WHAT YOU NEED TO DO: Each entry below must be repeated word for word.

DATA ENTRIES:
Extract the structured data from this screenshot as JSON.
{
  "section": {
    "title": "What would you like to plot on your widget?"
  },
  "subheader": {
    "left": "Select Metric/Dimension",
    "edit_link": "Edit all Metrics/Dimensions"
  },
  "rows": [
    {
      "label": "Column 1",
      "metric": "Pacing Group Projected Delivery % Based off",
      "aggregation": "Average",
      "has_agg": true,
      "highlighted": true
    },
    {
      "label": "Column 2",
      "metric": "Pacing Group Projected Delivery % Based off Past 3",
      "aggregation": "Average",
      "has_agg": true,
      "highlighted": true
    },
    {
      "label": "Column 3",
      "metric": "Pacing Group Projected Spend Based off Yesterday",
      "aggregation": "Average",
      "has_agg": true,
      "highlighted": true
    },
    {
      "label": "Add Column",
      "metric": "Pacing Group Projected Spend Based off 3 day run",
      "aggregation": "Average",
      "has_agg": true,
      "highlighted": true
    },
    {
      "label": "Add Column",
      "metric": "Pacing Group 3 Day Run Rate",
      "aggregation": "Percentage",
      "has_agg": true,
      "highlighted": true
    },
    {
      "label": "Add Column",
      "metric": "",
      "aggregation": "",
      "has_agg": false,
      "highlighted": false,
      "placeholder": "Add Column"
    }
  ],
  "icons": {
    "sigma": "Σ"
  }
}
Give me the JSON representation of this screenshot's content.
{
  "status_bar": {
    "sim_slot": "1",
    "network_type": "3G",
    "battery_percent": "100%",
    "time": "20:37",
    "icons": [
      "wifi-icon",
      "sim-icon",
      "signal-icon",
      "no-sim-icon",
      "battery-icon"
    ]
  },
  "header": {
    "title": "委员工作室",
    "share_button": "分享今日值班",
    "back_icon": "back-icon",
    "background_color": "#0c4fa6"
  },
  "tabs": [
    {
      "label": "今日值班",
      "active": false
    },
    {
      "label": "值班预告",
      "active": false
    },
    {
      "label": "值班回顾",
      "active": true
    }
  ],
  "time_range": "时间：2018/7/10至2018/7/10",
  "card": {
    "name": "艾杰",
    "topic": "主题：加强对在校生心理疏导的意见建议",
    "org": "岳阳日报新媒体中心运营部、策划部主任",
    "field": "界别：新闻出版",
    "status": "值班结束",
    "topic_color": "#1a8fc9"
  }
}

TASK RESPONSE:
Extract the structured data from this screenshot as JSON.
{
  "section": {
    "title": "What would you like to plot on your widget?"
  },
  "subheader": {
    "left": "Select Metric/Dimension",
    "edit_link": "Edit all Metrics/Dimensions"
  },
  "rows": [
    {
      "label": "Column 1",
      "metric": "Pacing Group Projected Delivery % Based off",
      "aggregation": "Average",
      "has_agg": true,
      "highlighted": true
    },
    {
      "label": "Column 2",
      "metric": "Pacing Group Projected Delivery % Based off Past 3",
      "aggregation": "Average",
      "has_agg": true,
      "highlighted": true
    },
    {
      "label": "Column 3",
      "metric": "Pacing Group Projected Spend Based off Yesterday",
      "aggregation": "Average",
      "has_agg": true,
      "highlighted": true
    },
    {
      "label": "Add Column",
      "metric": "Pacing Group Projected Spend Based off 3 day run",
      "aggregation": "Average",
      "has_agg": true,
      "highlighted": true
    },
    {
      "label": "Add Column",
      "metric": "Pacing Group 3 Day Run Rate",
      "aggregation": "Percentage",
      "has_agg": true,
      "highlighted": true
    },
    {
      "label": "Add Column",
      "metric": "",
      "aggregation": "",
      "has_agg": false,
      "highlighted": false,
      "placeholder": "Add Column"
    }
  ],
  "icons": {
    "sigma": "Σ"
  }
}
Give me the JSON representation of this screenshot's content.
{
  "status_bar": {
    "sim_slot": "1",
    "network_type": "3G",
    "battery_percent": "100%",
    "time": "20:37",
    "icons": [
      "wifi-icon",
      "sim-icon",
      "signal-icon",
      "no-sim-icon",
      "battery-icon"
    ]
  },
  "header": {
    "title": "委员工作室",
    "share_button": "分享今日值班",
    "back_icon": "back-icon",
    "background_color": "#0c4fa6"
  },
  "tabs": [
    {
      "label": "今日值班",
      "active": false
    },
    {
      "label": "值班预告",
      "active": false
    },
    {
      "label": "值班回顾",
      "active": true
    }
  ],
  "time_range": "时间：2018/7/10至2018/7/10",
  "card": {
    "name": "艾杰",
    "topic": "主题：加强对在校生心理疏导的意见建议",
    "org": "岳阳日报新媒体中心运营部、策划部主任",
    "field": "界别：新闻出版",
    "status": "值班结束",
    "topic_color": "#1a8fc9"
  }
}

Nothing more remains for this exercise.